» **EXERCISE TASK**
From the entries below, gather each line containing the word "Office".
--- Start WORKING DATA ---
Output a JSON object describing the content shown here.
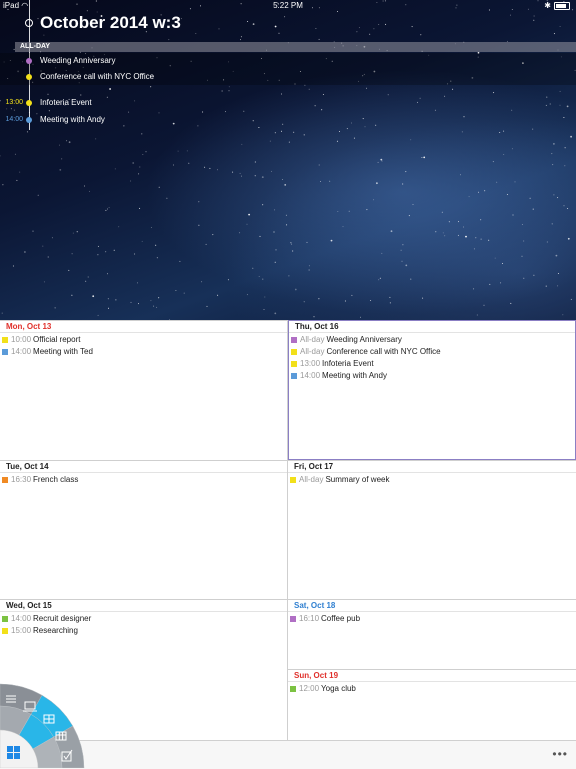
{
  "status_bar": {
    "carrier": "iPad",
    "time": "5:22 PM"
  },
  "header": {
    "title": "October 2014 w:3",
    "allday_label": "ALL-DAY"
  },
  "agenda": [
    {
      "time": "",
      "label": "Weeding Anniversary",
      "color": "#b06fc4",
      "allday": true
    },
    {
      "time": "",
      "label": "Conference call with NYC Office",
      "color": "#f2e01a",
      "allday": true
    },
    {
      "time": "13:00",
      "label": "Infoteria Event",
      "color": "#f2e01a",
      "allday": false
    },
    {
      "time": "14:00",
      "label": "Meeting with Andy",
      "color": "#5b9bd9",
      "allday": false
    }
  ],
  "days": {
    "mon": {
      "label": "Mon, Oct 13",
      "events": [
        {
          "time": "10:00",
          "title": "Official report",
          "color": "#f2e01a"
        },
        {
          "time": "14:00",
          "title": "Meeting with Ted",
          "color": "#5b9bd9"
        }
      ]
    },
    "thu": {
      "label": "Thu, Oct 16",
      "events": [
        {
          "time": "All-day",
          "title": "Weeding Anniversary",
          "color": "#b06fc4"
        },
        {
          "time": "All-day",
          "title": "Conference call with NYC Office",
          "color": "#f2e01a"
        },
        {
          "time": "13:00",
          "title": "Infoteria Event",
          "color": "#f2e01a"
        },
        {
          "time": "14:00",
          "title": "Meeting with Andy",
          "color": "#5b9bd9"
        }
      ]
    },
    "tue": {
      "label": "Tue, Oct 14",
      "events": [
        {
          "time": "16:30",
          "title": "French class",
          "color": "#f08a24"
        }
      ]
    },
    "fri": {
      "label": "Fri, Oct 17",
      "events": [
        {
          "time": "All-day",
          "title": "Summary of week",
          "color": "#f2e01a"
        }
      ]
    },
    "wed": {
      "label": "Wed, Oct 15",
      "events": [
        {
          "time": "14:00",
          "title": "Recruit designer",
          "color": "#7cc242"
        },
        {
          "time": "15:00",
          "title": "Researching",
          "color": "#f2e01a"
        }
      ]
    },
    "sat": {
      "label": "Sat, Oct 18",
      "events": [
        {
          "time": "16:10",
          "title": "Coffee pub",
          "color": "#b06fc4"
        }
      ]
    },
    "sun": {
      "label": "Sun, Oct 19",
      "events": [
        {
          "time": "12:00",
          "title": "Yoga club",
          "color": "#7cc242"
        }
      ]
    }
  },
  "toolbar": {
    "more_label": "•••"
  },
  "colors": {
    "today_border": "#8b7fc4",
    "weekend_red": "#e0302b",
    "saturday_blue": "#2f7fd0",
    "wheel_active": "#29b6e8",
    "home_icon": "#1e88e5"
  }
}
--- End WORKING DATA ---
» **FINISHED TASK**
      "label": "Conference call with NYC Office",
          "title": "Conference call with NYC Office",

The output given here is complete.